### [Extracted text]
————————

In presenting this as who Boba always was—even when, as we see in flashback, he is stripped of his iconic armor after his sarlacc escape, dragged along as a debased victim of Jawa scavengers and then as a prisoner of nomadic Tuskens—The Book of Boba Fett doesn’t allow the viewer to question our preconceptions of Mandalorians, or of our titular hero. If Boba was always the stoic, honorable and enduring warrior he is now, there’s little room to play with our expectations in the manner that The Clone Wars did with Mandalorian society, or The Mandalorian did in its first season. Of course Boba would prove himself to his Tusken captors through honor and strength, defending a youngling that kept him in chains by using those chains to fight a multi-armed creature stalking Tatooine’s dunes. Of course Boba would preach respect and honor to Jabba’s former vassals, even as he merrily and brutally blasts and wrist-rockets his way past anyone who would oppose his new rule. Is this not the Boba Fett we always wanted? Is it not the same Boba we got in his Mandalorian return?

————————

Please continue the commentary on The Book of Boba Fett, picking up right after its final question.

### [Dataset excerpt]
————————

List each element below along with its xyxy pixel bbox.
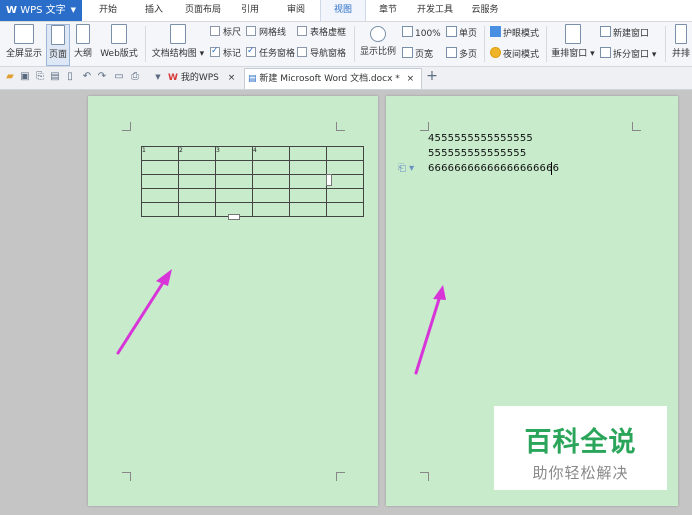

————————

### [Result of the exercise]
That is not to say there aren’t hints of something more here, even as “Stranger in a Strange Land” chooses to play it safe. There is the question of just how Boba and Fennec will choose to navigate the politics of Tatooine’s (not-so-under) criminal underworld. There’s already friction in the form of uneasy new allies like Jennifer Beals’ Garsa Fwip, and new foes like the assassins sent to remove Boba from his throne. There is also, just as there was in “The Tragedy,” more allusions to the idea that Boba has yet to grapple with the trauma of how he lost his father, as Bacta-pod-induced flashbacks haunt him with images (ripped directly from Attack of the Clones) of the moment he discovered Jango’s end.
If The Book of Boba Fett intends to chase down these threads, even as it re-assures us that its titular hero is who we always wanted him to be, it could add some intriguing texture to the man behind one of Star Wars’ most iconic masks. For now, though, it is simply content to be as direct: It knows who Boba Fett is. For now, and for many, that will be enough.